[Recorded data]
--- begin ---

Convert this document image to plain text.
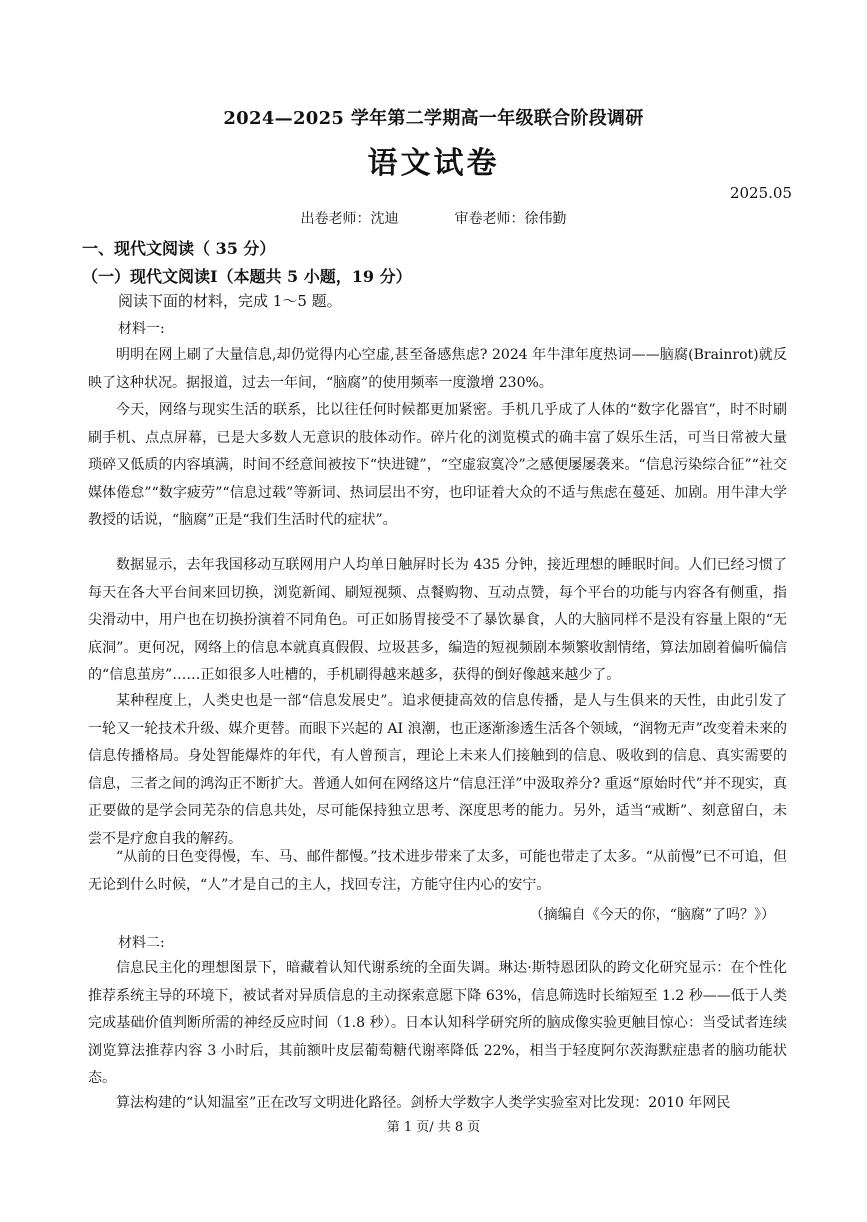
2024—2025 学年第二学期高一年级联合阶段调研
语文试卷
2025.05
出卷老师：沈迪	审卷老师：徐伟勤
一、现代文阅读（ 35 分）
（一）现代文阅读Ⅰ（本题共 5 小题，19 分）
阅读下面的材料，完成 1～5 题。
材料一:

明明在网上刷了大量信息,却仍觉得内心空虚,甚至备感焦虑? 2024 年牛津年度热词——脑腐(Brainrot)就反映了这种状况。据报道，过去一年间，“脑腐”的使用频率一度激增 230%。

今天，网络与现实生活的联系，比以往任何时候都更加紧密。手机几乎成了人体的“数字化器官”，时不时刷刷手机、点点屏幕，已是大多数人无意识的肢体动作。碎片化的浏览模式的确丰富了娱乐生活，可当日常被大量琐碎又低质的内容填满，时间不经意间被按下“快进键”，“空虚寂寞冷”之感便屡屡袭来。“信息污染综合征”“社交媒体倦怠”“数字疲劳”“信息过载”等新词、热词层出不穷，也印证着大众的不适与焦虑在蔓延、加剧。用牛津大学教授的话说，“脑腐”正是“我们生活时代的症状”。

数据显示，去年我国移动互联网用户人均单日触屏时长为 435 分钟，接近理想的睡眠时间。人们已经习惯了每天在各大平台间来回切换，浏览新闻、刷短视频、点餐购物、互动点赞，每个平台的功能与内容各有侧重，指尖滑动中，用户也在切换扮演着不同角色。可正如肠胃接受不了暴饮暴食，人的大脑同样不是没有容量上限的“无底洞”。更何况，网络上的信息本就真真假假、垃圾甚多，编造的短视频剧本频繁收割情绪，算法加剧着偏听偏信的“信息茧房”……正如很多人吐槽的，手机刷得越来越多，获得的倒好像越来越少了。

某种程度上，人类史也是一部“信息发展史”。追求便捷高效的信息传播，是人与生俱来的天性，由此引发了一轮又一轮技术升级、媒介更替。而眼下兴起的 AI 浪潮，也正逐渐渗透生活各个领域，“润物无声”改变着未来的信息传播格局。身处智能爆炸的年代，有人曾预言，理论上未来人们接触到的信息、吸收到的信息、真实需要的信息，三者之间的鸿沟正不断扩大。普通人如何在网络这片“信息汪洋”中汲取养分? 重返“原始时代”并不现实，真正要做的是学会同芜杂的信息共处，尽可能保持独立思考、深度思考的能力。另外，适当“戒断”、刻意留白，未尝不是疗愈自我的解药。

“从前的日色变得慢，车、马、邮件都慢。”技术进步带来了太多，可能也带走了太多。“从前慢”已不可追，但无论到什么时候，“人”才是自己的主人，找回专注，方能守住内心的安宁。

（摘编自《今天的你，“脑腐”了吗？》）
材料二:

信息民主化的理想图景下，暗藏着认知代谢系统的全面失调。琳达·斯特恩团队的跨文化研究显示：在个性化推荐系统主导的环境下，被试者对异质信息的主动探索意愿下降 63%，信息筛选时长缩短至 1.2 秒——低于人类完成基础价值判断所需的神经反应时间（1.8 秒）。日本认知科学研究所的脑成像实验更触目惊心：当受试者连续浏览算法推荐内容 3 小时后，其前额叶皮层葡萄糖代谢率降低 22%，相当于轻度阿尔茨海默症患者的脑功能状态。

算法构建的“认知温室”正在改写文明进化路径。剑桥大学数字人类学实验室对比发现：2010 年网民

第 1 页/ 共 8 页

--- end ---

_WHAT TO DO_
Restate the entire listing word for word, excluding pictures.

_WRITTEN RESPONSE_
Convert this document image to plain text.
2024—2025 学年第二学期高一年级联合阶段调研
语文试卷
2025.05
出卷老师：沈迪	审卷老师：徐伟勤
一、现代文阅读（ 35 分）
（一）现代文阅读Ⅰ（本题共 5 小题，19 分）
阅读下面的材料，完成 1～5 题。
材料一:

明明在网上刷了大量信息,却仍觉得内心空虚,甚至备感焦虑? 2024 年牛津年度热词——脑腐(Brainrot)就反映了这种状况。据报道，过去一年间，“脑腐”的使用频率一度激增 230%。

今天，网络与现实生活的联系，比以往任何时候都更加紧密。手机几乎成了人体的“数字化器官”，时不时刷刷手机、点点屏幕，已是大多数人无意识的肢体动作。碎片化的浏览模式的确丰富了娱乐生活，可当日常被大量琐碎又低质的内容填满，时间不经意间被按下“快进键”，“空虚寂寞冷”之感便屡屡袭来。“信息污染综合征”“社交媒体倦怠”“数字疲劳”“信息过载”等新词、热词层出不穷，也印证着大众的不适与焦虑在蔓延、加剧。用牛津大学教授的话说，“脑腐”正是“我们生活时代的症状”。

数据显示，去年我国移动互联网用户人均单日触屏时长为 435 分钟，接近理想的睡眠时间。人们已经习惯了每天在各大平台间来回切换，浏览新闻、刷短视频、点餐购物、互动点赞，每个平台的功能与内容各有侧重，指尖滑动中，用户也在切换扮演着不同角色。可正如肠胃接受不了暴饮暴食，人的大脑同样不是没有容量上限的“无底洞”。更何况，网络上的信息本就真真假假、垃圾甚多，编造的短视频剧本频繁收割情绪，算法加剧着偏听偏信的“信息茧房”……正如很多人吐槽的，手机刷得越来越多，获得的倒好像越来越少了。

某种程度上，人类史也是一部“信息发展史”。追求便捷高效的信息传播，是人与生俱来的天性，由此引发了一轮又一轮技术升级、媒介更替。而眼下兴起的 AI 浪潮，也正逐渐渗透生活各个领域，“润物无声”改变着未来的信息传播格局。身处智能爆炸的年代，有人曾预言，理论上未来人们接触到的信息、吸收到的信息、真实需要的信息，三者之间的鸿沟正不断扩大。普通人如何在网络这片“信息汪洋”中汲取养分? 重返“原始时代”并不现实，真正要做的是学会同芜杂的信息共处，尽可能保持独立思考、深度思考的能力。另外，适当“戒断”、刻意留白，未尝不是疗愈自我的解药。

“从前的日色变得慢，车、马、邮件都慢。”技术进步带来了太多，可能也带走了太多。“从前慢”已不可追，但无论到什么时候，“人”才是自己的主人，找回专注，方能守住内心的安宁。

（摘编自《今天的你，“脑腐”了吗？》）
材料二:

信息民主化的理想图景下，暗藏着认知代谢系统的全面失调。琳达·斯特恩团队的跨文化研究显示：在个性化推荐系统主导的环境下，被试者对异质信息的主动探索意愿下降 63%，信息筛选时长缩短至 1.2 秒——低于人类完成基础价值判断所需的神经反应时间（1.8 秒）。日本认知科学研究所的脑成像实验更触目惊心：当受试者连续浏览算法推荐内容 3 小时后，其前额叶皮层葡萄糖代谢率降低 22%，相当于轻度阿尔茨海默症患者的脑功能状态。

算法构建的“认知温室”正在改写文明进化路径。剑桥大学数字人类学实验室对比发现：2010 年网民

第 1 页/ 共 8 页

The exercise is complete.